WRITTEN EXERCISE → Rewrite the listing, from its start through the line containing "- ev-value-label: 78万: [238, 451, 262, 463]", inclusive, as a Markdown table with the columns Row and Entry. Put a row number under Row and each line under Entry, and leave out any blank lines.

ENTRIES SHOWN →
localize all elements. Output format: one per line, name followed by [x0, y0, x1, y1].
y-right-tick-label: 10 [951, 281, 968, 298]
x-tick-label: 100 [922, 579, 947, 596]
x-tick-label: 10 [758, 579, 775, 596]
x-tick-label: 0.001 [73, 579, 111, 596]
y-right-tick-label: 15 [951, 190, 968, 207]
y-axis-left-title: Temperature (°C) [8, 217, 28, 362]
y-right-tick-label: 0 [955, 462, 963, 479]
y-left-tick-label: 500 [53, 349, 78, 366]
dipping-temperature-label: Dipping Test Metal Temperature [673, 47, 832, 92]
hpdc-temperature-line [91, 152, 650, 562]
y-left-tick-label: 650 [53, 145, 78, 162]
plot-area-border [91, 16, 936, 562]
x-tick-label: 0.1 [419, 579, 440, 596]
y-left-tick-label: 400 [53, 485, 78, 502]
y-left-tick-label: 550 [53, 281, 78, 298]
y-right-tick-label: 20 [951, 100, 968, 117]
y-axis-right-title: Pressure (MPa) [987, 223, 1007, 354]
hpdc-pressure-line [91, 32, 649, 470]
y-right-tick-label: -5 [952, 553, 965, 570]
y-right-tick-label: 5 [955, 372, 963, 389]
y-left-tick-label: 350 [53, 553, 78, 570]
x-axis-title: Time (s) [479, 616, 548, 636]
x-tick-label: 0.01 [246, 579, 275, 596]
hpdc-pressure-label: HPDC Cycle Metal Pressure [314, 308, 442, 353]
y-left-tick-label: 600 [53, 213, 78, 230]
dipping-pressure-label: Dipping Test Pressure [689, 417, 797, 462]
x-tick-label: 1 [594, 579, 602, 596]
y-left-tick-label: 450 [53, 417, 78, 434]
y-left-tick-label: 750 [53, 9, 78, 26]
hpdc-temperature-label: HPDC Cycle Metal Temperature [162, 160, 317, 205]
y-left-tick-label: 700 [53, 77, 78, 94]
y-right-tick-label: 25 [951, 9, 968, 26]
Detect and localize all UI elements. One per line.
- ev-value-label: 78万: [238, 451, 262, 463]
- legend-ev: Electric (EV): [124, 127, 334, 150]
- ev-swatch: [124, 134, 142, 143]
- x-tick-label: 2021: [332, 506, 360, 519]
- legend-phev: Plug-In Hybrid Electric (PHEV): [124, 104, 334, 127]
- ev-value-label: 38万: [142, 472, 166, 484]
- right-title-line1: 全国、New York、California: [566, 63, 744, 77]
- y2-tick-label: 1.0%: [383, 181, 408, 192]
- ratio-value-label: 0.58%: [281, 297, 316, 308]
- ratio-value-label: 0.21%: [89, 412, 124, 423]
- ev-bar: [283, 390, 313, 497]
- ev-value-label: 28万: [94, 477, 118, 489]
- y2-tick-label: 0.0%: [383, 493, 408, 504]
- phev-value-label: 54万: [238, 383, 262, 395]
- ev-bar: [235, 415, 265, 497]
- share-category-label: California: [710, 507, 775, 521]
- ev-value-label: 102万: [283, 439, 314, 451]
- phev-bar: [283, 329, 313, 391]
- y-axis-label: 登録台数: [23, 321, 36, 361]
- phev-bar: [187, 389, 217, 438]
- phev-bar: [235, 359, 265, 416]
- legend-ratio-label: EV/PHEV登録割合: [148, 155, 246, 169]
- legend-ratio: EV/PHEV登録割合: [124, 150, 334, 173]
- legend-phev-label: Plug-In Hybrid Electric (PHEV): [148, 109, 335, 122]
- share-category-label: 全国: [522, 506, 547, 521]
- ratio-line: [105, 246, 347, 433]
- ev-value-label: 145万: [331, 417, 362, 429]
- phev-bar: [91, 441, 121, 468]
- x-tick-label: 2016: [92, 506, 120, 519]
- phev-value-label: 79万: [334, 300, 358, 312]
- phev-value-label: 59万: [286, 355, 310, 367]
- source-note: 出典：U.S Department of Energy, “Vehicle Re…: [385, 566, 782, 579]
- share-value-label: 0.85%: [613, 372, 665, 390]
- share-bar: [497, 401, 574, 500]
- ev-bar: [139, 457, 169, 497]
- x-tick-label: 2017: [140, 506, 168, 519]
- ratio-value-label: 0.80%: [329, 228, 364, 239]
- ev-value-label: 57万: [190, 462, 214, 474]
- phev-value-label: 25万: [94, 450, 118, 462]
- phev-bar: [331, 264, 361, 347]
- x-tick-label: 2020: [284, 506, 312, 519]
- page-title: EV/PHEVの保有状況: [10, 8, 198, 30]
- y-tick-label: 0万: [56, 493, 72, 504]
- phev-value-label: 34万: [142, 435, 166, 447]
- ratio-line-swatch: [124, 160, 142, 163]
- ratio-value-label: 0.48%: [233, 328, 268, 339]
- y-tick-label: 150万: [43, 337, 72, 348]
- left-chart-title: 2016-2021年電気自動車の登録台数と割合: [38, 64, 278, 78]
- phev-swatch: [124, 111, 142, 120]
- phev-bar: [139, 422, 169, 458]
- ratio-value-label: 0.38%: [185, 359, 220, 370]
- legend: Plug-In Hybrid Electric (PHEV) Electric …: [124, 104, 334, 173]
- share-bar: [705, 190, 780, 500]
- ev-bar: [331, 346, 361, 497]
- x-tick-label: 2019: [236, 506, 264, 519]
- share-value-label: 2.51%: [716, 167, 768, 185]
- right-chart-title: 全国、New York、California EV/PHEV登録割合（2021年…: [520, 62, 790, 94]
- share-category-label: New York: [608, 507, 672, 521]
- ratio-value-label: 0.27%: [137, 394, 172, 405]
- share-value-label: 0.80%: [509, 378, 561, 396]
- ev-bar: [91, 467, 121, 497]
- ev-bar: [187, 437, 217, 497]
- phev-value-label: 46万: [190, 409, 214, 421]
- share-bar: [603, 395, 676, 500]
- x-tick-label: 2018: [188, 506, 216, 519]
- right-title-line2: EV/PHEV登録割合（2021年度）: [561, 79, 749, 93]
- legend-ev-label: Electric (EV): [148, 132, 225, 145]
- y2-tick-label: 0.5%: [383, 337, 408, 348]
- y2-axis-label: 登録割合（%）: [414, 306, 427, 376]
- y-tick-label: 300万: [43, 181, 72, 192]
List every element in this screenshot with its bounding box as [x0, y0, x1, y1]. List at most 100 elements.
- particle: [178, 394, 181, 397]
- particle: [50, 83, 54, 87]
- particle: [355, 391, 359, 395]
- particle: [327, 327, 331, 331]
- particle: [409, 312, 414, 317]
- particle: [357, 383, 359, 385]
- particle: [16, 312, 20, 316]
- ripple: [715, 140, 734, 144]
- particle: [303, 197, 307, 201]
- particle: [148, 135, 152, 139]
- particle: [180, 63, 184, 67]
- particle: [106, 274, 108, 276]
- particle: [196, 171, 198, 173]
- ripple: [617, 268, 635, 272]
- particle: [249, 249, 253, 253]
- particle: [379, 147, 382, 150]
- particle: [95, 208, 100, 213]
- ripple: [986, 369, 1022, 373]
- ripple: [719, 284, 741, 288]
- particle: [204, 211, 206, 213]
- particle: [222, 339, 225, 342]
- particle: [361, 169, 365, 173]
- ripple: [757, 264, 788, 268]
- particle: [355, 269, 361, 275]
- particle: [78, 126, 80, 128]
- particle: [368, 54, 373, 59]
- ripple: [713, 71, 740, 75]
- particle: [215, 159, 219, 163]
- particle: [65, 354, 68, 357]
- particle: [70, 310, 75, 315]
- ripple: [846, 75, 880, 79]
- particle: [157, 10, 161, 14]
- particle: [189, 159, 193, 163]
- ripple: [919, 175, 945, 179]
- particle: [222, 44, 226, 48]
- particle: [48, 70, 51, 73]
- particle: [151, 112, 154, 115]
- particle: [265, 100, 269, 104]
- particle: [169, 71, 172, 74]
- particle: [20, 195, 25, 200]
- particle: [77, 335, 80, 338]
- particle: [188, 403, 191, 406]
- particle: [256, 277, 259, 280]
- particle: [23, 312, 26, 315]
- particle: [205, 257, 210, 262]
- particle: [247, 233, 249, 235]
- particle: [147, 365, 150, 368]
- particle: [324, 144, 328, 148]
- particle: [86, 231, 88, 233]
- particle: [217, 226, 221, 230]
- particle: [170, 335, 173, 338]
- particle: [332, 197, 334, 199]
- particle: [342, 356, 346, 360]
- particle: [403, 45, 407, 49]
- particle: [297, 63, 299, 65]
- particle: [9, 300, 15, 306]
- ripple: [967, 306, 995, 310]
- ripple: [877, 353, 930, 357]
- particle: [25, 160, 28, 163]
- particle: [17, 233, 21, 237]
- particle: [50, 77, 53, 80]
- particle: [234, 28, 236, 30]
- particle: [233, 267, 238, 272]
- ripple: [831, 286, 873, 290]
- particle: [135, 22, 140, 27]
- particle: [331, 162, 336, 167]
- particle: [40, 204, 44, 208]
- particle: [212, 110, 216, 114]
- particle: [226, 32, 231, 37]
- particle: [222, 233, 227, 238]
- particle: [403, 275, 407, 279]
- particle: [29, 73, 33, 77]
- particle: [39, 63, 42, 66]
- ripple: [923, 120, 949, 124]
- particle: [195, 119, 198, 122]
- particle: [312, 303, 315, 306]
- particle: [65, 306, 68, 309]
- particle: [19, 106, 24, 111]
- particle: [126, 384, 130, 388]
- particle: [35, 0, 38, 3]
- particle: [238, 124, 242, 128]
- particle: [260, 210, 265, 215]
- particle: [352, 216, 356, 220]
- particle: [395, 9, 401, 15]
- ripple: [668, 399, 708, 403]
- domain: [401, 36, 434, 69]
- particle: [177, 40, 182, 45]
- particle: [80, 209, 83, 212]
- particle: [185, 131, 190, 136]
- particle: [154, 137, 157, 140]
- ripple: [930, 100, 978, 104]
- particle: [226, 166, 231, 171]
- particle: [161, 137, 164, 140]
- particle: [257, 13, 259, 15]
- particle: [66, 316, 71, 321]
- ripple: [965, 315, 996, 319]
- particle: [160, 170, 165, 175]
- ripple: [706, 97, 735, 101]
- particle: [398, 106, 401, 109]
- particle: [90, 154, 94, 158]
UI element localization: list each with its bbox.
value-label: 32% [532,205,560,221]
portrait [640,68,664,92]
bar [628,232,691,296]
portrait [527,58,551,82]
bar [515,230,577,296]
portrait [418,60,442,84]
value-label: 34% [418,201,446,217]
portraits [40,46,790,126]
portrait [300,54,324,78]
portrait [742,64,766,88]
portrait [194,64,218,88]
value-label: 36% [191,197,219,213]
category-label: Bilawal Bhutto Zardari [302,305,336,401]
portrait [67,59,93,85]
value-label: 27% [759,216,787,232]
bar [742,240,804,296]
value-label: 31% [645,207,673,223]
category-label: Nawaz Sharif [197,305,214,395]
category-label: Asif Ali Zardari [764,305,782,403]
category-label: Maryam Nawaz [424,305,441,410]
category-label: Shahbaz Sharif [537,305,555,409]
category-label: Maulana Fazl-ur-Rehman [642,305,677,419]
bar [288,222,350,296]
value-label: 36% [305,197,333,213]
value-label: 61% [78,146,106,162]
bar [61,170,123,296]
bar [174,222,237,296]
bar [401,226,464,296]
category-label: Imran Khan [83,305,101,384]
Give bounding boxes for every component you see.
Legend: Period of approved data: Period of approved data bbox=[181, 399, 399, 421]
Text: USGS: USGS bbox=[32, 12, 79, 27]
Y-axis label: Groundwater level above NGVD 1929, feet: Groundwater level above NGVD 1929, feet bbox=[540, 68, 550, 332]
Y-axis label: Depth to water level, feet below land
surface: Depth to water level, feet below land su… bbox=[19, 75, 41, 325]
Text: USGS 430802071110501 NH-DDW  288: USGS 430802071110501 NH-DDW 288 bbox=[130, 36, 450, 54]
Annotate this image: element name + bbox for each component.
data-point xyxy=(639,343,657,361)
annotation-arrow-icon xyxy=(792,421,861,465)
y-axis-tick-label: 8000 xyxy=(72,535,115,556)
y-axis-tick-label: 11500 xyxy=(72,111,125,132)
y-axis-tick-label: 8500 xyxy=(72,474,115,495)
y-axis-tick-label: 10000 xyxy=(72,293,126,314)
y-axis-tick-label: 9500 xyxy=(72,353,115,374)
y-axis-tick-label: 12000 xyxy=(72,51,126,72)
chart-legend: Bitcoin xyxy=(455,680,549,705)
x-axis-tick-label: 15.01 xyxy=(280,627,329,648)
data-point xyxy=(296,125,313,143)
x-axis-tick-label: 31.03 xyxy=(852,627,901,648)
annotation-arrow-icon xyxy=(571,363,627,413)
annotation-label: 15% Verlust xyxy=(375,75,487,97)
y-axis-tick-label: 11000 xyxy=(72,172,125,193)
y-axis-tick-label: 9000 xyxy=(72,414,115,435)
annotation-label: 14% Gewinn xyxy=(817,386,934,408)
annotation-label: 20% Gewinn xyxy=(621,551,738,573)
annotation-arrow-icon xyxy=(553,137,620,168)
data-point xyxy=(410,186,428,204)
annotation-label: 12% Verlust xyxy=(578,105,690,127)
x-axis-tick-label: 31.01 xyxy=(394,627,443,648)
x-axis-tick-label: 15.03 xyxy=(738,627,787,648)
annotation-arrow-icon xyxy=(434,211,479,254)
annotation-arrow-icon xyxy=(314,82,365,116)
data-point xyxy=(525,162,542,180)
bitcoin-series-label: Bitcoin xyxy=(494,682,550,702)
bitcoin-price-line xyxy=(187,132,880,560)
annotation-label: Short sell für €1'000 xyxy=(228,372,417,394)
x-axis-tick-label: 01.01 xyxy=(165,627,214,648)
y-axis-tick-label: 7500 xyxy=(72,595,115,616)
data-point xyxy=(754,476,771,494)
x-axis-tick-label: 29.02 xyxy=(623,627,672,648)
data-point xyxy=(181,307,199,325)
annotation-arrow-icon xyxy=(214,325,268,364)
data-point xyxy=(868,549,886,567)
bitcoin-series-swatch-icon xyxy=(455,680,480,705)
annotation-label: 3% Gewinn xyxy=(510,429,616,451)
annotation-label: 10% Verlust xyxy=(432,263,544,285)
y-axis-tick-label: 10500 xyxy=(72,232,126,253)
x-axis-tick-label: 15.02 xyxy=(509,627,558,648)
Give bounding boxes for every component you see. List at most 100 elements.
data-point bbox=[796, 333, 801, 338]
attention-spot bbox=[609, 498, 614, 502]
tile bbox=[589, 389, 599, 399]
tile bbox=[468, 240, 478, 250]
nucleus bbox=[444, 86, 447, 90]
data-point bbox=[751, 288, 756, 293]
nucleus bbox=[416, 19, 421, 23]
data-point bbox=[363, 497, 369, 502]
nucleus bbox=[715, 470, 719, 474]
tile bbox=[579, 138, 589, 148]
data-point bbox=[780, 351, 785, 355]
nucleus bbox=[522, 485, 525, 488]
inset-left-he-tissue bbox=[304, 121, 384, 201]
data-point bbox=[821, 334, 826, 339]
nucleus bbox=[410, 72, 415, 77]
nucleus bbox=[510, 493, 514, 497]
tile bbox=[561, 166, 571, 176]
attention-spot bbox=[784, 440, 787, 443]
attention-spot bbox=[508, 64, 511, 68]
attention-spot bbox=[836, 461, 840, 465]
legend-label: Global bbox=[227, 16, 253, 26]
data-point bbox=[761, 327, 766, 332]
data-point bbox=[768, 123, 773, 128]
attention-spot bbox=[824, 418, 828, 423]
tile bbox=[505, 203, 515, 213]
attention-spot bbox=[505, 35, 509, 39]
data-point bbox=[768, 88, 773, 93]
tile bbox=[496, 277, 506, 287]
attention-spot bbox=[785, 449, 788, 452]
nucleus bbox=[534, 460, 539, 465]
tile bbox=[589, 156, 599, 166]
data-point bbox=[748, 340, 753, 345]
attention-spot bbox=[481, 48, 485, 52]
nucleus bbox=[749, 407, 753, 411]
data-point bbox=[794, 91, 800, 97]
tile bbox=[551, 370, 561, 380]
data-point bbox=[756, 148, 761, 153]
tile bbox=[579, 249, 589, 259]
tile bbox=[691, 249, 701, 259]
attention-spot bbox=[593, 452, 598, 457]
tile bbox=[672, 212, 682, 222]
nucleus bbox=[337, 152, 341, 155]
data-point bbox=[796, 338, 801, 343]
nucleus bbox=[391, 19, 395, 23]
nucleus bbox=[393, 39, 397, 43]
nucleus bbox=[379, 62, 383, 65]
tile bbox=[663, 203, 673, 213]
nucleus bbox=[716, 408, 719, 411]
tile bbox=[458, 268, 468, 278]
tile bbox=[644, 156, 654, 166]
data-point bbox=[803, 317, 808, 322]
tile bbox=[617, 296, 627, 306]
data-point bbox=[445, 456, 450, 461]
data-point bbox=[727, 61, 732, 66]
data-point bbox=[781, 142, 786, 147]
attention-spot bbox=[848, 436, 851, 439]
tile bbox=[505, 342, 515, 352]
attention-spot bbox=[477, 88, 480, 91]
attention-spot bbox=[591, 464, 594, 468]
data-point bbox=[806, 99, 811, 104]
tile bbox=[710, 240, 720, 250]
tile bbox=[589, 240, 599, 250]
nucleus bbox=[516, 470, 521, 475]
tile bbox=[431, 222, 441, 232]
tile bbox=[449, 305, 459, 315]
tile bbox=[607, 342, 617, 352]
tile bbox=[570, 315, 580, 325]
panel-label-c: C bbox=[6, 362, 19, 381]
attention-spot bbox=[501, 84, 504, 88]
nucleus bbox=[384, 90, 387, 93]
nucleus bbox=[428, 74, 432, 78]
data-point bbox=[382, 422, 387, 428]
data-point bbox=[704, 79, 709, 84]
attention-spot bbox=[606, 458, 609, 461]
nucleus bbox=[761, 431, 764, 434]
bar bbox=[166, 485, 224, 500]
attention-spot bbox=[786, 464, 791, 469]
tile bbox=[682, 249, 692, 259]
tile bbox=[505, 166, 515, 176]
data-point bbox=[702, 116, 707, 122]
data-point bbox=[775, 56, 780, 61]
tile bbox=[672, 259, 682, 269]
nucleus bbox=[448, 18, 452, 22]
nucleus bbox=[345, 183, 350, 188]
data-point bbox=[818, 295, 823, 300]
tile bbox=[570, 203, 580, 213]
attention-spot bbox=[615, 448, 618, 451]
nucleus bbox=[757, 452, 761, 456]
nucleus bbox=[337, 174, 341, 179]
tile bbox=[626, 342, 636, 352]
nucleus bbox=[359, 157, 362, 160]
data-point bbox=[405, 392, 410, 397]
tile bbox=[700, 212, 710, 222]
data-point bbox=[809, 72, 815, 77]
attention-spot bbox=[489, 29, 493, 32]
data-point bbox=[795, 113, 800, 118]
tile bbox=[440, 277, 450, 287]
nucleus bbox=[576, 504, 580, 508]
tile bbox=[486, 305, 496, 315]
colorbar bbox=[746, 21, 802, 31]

EXPECTED ANSWER →
| Row | Entry |
|---|---|
| 1 | localize all elements. Output format: one per line, name followed by [x0, y0, x1, y1]. |
| 2 | y-right-tick-label: 10 [951, 281, 968, 298] |
| 3 | x-tick-label: 100 [922, 579, 947, 596] |
| 4 | x-tick-label: 10 [758, 579, 775, 596] |
| 5 | x-tick-label: 0.001 [73, 579, 111, 596] |
| 6 | y-right-tick-label: 15 [951, 190, 968, 207] |
| 7 | y-axis-left-title: Temperature (°C) [8, 217, 28, 362] |
| 8 | y-right-tick-label: 0 [955, 462, 963, 479] |
| 9 | y-left-tick-label: 500 [53, 349, 78, 366] |
| 10 | dipping-temperature-label: Dipping Test Metal Temperature [673, 47, 832, 92] |
| 11 | hpdc-temperature-line [91, 152, 650, 562] |
| 12 | y-left-tick-label: 650 [53, 145, 78, 162] |
| 13 | plot-area-border [91, 16, 936, 562] |
| 14 | x-tick-label: 0.1 [419, 579, 440, 596] |
| 15 | y-left-tick-label: 400 [53, 485, 78, 502] |
| 16 | y-left-tick-label: 550 [53, 281, 78, 298] |
| 17 | y-right-tick-label: 20 [951, 100, 968, 117] |
| 18 | y-axis-right-title: Pressure (MPa) [987, 223, 1007, 354] |
| 19 | hpdc-pressure-line [91, 32, 649, 470] |
| 20 | y-right-tick-label: -5 [952, 553, 965, 570] |
| 21 | y-right-tick-label: 5 [955, 372, 963, 389] |
| 22 | y-left-tick-label: 350 [53, 553, 78, 570] |
| 23 | x-axis-title: Time (s) [479, 616, 548, 636] |
| 24 | x-tick-label: 0.01 [246, 579, 275, 596] |
| 25 | hpdc-pressure-label: HPDC Cycle Metal Pressure [314, 308, 442, 353] |
| 26 | y-left-tick-label: 600 [53, 213, 78, 230] |
| 27 | dipping-pressure-label: Dipping Test Pressure [689, 417, 797, 462] |
| 28 | x-tick-label: 1 [594, 579, 602, 596] |
| 29 | y-left-tick-label: 450 [53, 417, 78, 434] |
| 30 | y-left-tick-label: 750 [53, 9, 78, 26] |
| 31 | hpdc-temperature-label: HPDC Cycle Metal Temperature [162, 160, 317, 205] |
| 32 | y-left-tick-label: 700 [53, 77, 78, 94] |
| 33 | y-right-tick-label: 25 [951, 9, 968, 26] |
| 34 | Detect and localize all UI elements. One per line. |
| 35 | - ev-value-label: 78万: [238, 451, 262, 463] |